-------- DATA PROVIDED --------

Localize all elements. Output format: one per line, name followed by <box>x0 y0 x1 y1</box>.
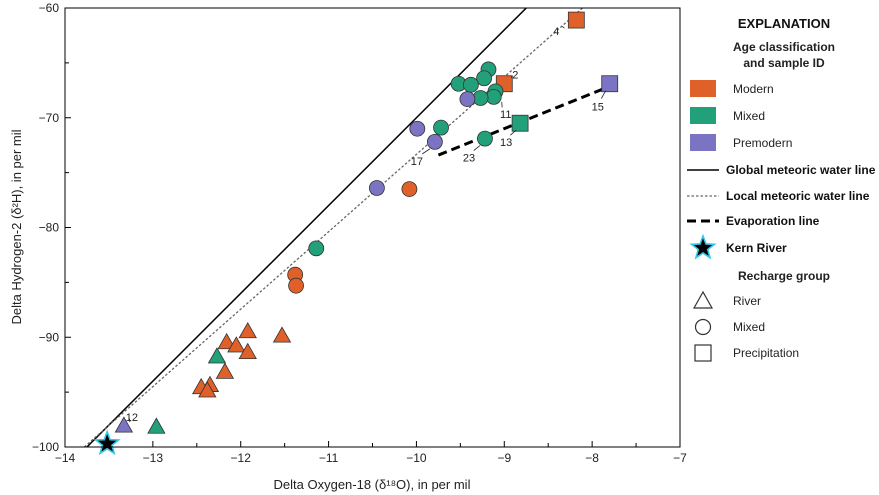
legend-item-local-line: Local meteoric water line <box>726 189 870 203</box>
legend-item-river: River <box>733 294 761 308</box>
sample-label-leader <box>422 148 431 155</box>
x-tick-label: −14 <box>55 451 76 465</box>
point-river-mixed <box>207 347 227 364</box>
sample-id-label: 23 <box>463 153 475 165</box>
x-tick-label: −11 <box>319 451 339 465</box>
point-river-modern <box>215 362 235 379</box>
legend-item-modern: Modern <box>733 82 774 96</box>
point-river-modern <box>238 321 257 339</box>
legend-swatch-premodern <box>690 134 716 151</box>
sample-label-leader <box>600 90 607 99</box>
x-axis-label: Delta Oxygen-18 (δ¹⁸O), in per mil <box>274 477 471 492</box>
point-mixed-mixed <box>462 76 479 93</box>
sample-id-label: 12 <box>126 412 138 424</box>
point-river-modern <box>238 342 257 360</box>
legend-swatch-mixed <box>690 107 716 124</box>
x-tick-label: −13 <box>143 451 164 465</box>
point-mixed-modern <box>288 277 304 294</box>
data-points <box>93 11 619 456</box>
point-river-premodern <box>114 416 134 433</box>
legend-item-precipitation: Precipitation <box>733 346 799 360</box>
y-tick-label: −70 <box>39 111 60 125</box>
legend-item-recharge-mixed: Mixed <box>733 320 765 334</box>
point-mixed-mixed <box>472 90 489 106</box>
sample-id-label: 2 <box>512 70 518 82</box>
sample-label-leader <box>562 26 565 29</box>
tick-labels: −14 −13 −12 −11 −10 −9 −8 −7 −100 −90 −80 −70 −60 <box>32 1 687 465</box>
point-mixed-premodern <box>368 180 385 196</box>
legend-age-title-line2: and sample ID <box>743 56 825 70</box>
point-mixed-modern <box>401 181 418 197</box>
point-mixed-premodern <box>409 120 426 137</box>
kern-river-star-icon <box>93 429 121 456</box>
legend-item-premodern: Premodern <box>733 136 792 150</box>
legend-title: EXPLANATION <box>738 16 830 31</box>
legend-item-global-line: Global meteoric water line <box>726 163 876 177</box>
y-axis-label: Delta Hydrogen-2 (δ²H), in per mil <box>9 129 24 324</box>
legend: EXPLANATION Age classification and sampl… <box>687 16 876 362</box>
legend-swatch-modern <box>690 80 716 97</box>
sample-label-leader <box>510 75 513 78</box>
point-precipitation-mixed <box>511 114 529 132</box>
reference-lines <box>83 8 606 447</box>
sample-label-leader <box>510 129 517 136</box>
legend-age-title-line1: Age classification <box>733 40 835 54</box>
y-tick-label: −100 <box>32 440 59 454</box>
tick-marks <box>64 7 681 448</box>
sample-label-leader <box>473 145 481 151</box>
point-mixed-premodern <box>426 133 443 150</box>
point-river-modern <box>227 336 246 353</box>
point-river-modern <box>198 381 217 398</box>
point-river-modern <box>217 332 236 350</box>
legend-item-kern-river: Kern River <box>726 241 787 255</box>
legend-kern-river-star-icon <box>689 233 717 260</box>
x-tick-label: −8 <box>585 451 599 465</box>
legend-item-mixed: Mixed <box>733 109 765 123</box>
plot-frame <box>64 7 681 448</box>
sample-id-label: 4 <box>553 26 559 38</box>
point-mixed-mixed <box>485 88 502 105</box>
x-tick-label: −7 <box>673 451 687 465</box>
x-tick-label: −10 <box>406 451 427 465</box>
point-precipitation-modern <box>567 11 585 29</box>
y-tick-label: −60 <box>39 1 60 15</box>
point-river-mixed <box>147 417 166 434</box>
legend-circle-icon <box>694 318 712 336</box>
y-tick-label: −90 <box>39 330 60 344</box>
y-tick-label: −80 <box>39 221 60 235</box>
legend-square-icon <box>694 344 712 362</box>
point-mixed-premodern <box>459 91 476 107</box>
legend-item-evaporation-line: Evaporation line <box>726 214 820 228</box>
point-river-modern <box>272 326 292 343</box>
legend-recharge-title: Recharge group <box>738 269 830 283</box>
global-meteoric-water-line <box>85 8 528 447</box>
legend-triangle-icon <box>692 290 714 309</box>
point-precipitation-premodern <box>601 75 619 93</box>
sample-id-label: 17 <box>411 156 423 168</box>
sample-id-label: 13 <box>500 137 512 149</box>
point-mixed-mixed <box>477 130 493 147</box>
x-tick-label: −9 <box>497 451 511 465</box>
sample-id-label: 11 <box>500 109 511 121</box>
x-tick-label: −12 <box>231 451 252 465</box>
point-mixed-mixed <box>433 119 449 136</box>
point-labels: 4 2 13 15 11 17 23 12 <box>126 26 607 424</box>
point-mixed-mixed <box>308 240 325 257</box>
point-mixed-mixed <box>476 70 492 87</box>
local-meteoric-water-line <box>83 8 583 447</box>
sample-id-label: 15 <box>592 102 604 114</box>
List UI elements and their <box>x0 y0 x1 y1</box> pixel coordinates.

--------

WHAT THE EXERCISE ASKS - Show each line of the listing above that contains the word "EXPLANATION".

COMPLETE ANSWER -
legend-title: EXPLANATION <box>738 16 830 31</box>
legend: EXPLANATION Age classification and sampl… <box>687 16 876 362</box>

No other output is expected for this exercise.